-- start of Information supplied --

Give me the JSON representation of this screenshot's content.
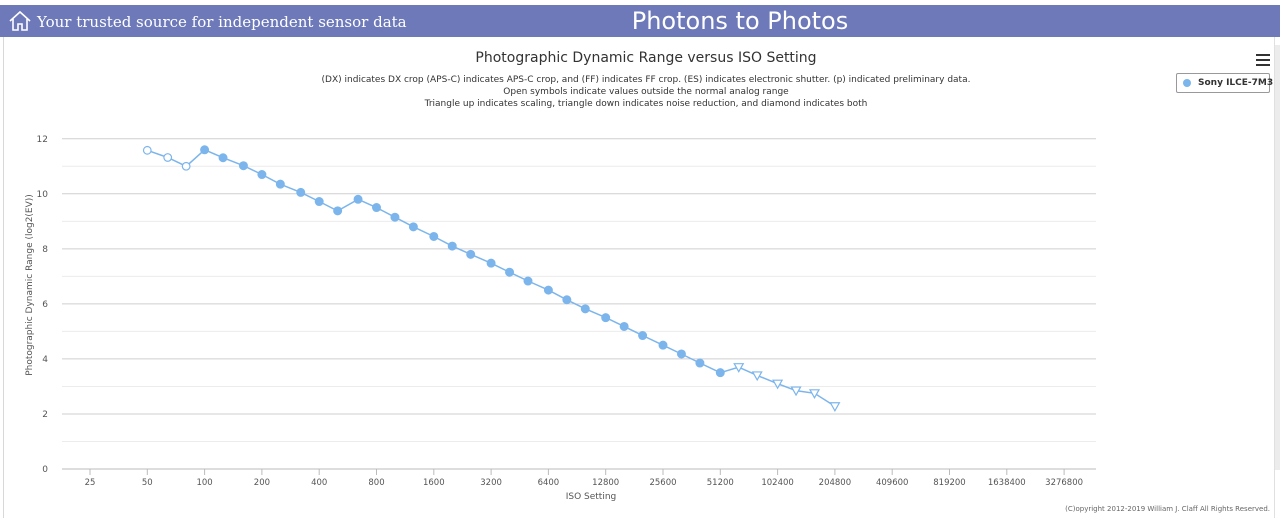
{
  "header": {
    "tagline": "Your trusted source for independent sensor data",
    "site_title": "Photons to Photos"
  },
  "legend": {
    "series_name": "Sony ILCE-7M3"
  },
  "copyright": "(C)opyright 2012-2019 William J. Claff All Rights Reserved.",
  "colors": {
    "header_bg": "#6d79b8",
    "series": "#7cb5ec"
  },
  "chart_data": {
    "type": "line",
    "title": "Photographic Dynamic Range versus ISO Setting",
    "subtitle": [
      "(DX) indicates DX crop (APS-C) indicates APS-C crop, and (FF) indicates FF crop. (ES) indicates electronic shutter. (p) indicated preliminary data.",
      "Open symbols indicate values outside the normal analog range",
      "Triangle up indicates scaling, triangle down indicates noise reduction, and diamond indicates both"
    ],
    "xlabel": "ISO Setting",
    "ylabel": "Photographic Dynamic Range (log2(EV))",
    "x_scale": "log2",
    "x_ticks": [
      25,
      50,
      100,
      200,
      400,
      800,
      1600,
      3200,
      6400,
      12800,
      25600,
      51200,
      102400,
      204800,
      409600,
      819200,
      1638400,
      3276800
    ],
    "y_ticks": [
      0,
      2,
      4,
      6,
      8,
      10,
      12
    ],
    "ylim": [
      0,
      12.5
    ],
    "grid": true,
    "legend_position": "top-right",
    "series": [
      {
        "name": "Sony ILCE-7M3",
        "points": [
          {
            "x": 50,
            "y": 11.58,
            "marker": "open-circle"
          },
          {
            "x": 64,
            "y": 11.32,
            "marker": "open-circle"
          },
          {
            "x": 80,
            "y": 11.0,
            "marker": "open-circle"
          },
          {
            "x": 100,
            "y": 11.6,
            "marker": "circle"
          },
          {
            "x": 125,
            "y": 11.31,
            "marker": "circle"
          },
          {
            "x": 160,
            "y": 11.02,
            "marker": "circle"
          },
          {
            "x": 200,
            "y": 10.7,
            "marker": "circle"
          },
          {
            "x": 250,
            "y": 10.35,
            "marker": "circle"
          },
          {
            "x": 320,
            "y": 10.05,
            "marker": "circle"
          },
          {
            "x": 400,
            "y": 9.72,
            "marker": "circle"
          },
          {
            "x": 500,
            "y": 9.38,
            "marker": "circle"
          },
          {
            "x": 640,
            "y": 9.8,
            "marker": "circle"
          },
          {
            "x": 800,
            "y": 9.5,
            "marker": "circle"
          },
          {
            "x": 1000,
            "y": 9.15,
            "marker": "circle"
          },
          {
            "x": 1250,
            "y": 8.8,
            "marker": "circle"
          },
          {
            "x": 1600,
            "y": 8.45,
            "marker": "circle"
          },
          {
            "x": 2000,
            "y": 8.1,
            "marker": "circle"
          },
          {
            "x": 2500,
            "y": 7.8,
            "marker": "circle"
          },
          {
            "x": 3200,
            "y": 7.48,
            "marker": "circle"
          },
          {
            "x": 4000,
            "y": 7.15,
            "marker": "circle"
          },
          {
            "x": 5000,
            "y": 6.83,
            "marker": "circle"
          },
          {
            "x": 6400,
            "y": 6.5,
            "marker": "circle"
          },
          {
            "x": 8000,
            "y": 6.15,
            "marker": "circle"
          },
          {
            "x": 10000,
            "y": 5.82,
            "marker": "circle"
          },
          {
            "x": 12800,
            "y": 5.5,
            "marker": "circle"
          },
          {
            "x": 16000,
            "y": 5.18,
            "marker": "circle"
          },
          {
            "x": 20000,
            "y": 4.85,
            "marker": "circle"
          },
          {
            "x": 25600,
            "y": 4.5,
            "marker": "circle"
          },
          {
            "x": 32000,
            "y": 4.18,
            "marker": "circle"
          },
          {
            "x": 40000,
            "y": 3.85,
            "marker": "circle"
          },
          {
            "x": 51200,
            "y": 3.5,
            "marker": "circle"
          },
          {
            "x": 64000,
            "y": 3.7,
            "marker": "open-triangle-down"
          },
          {
            "x": 80000,
            "y": 3.4,
            "marker": "open-triangle-down"
          },
          {
            "x": 102400,
            "y": 3.1,
            "marker": "open-triangle-down"
          },
          {
            "x": 128000,
            "y": 2.85,
            "marker": "open-triangle-down"
          },
          {
            "x": 160000,
            "y": 2.75,
            "marker": "open-triangle-down"
          },
          {
            "x": 204800,
            "y": 2.28,
            "marker": "open-triangle-down"
          }
        ]
      }
    ]
  }
}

-- end of Information supplied --

Direction - Copy out every line with the word "indicates".

The response -
      "(DX) indicates DX crop (APS-C) indicates APS-C crop, and (FF) indicates FF crop. (ES) indicates electronic shutter. (p) indicated preliminary data.",
      "Triangle up indicates scaling, triangle down indicates noise reduction, and diamond indicates both"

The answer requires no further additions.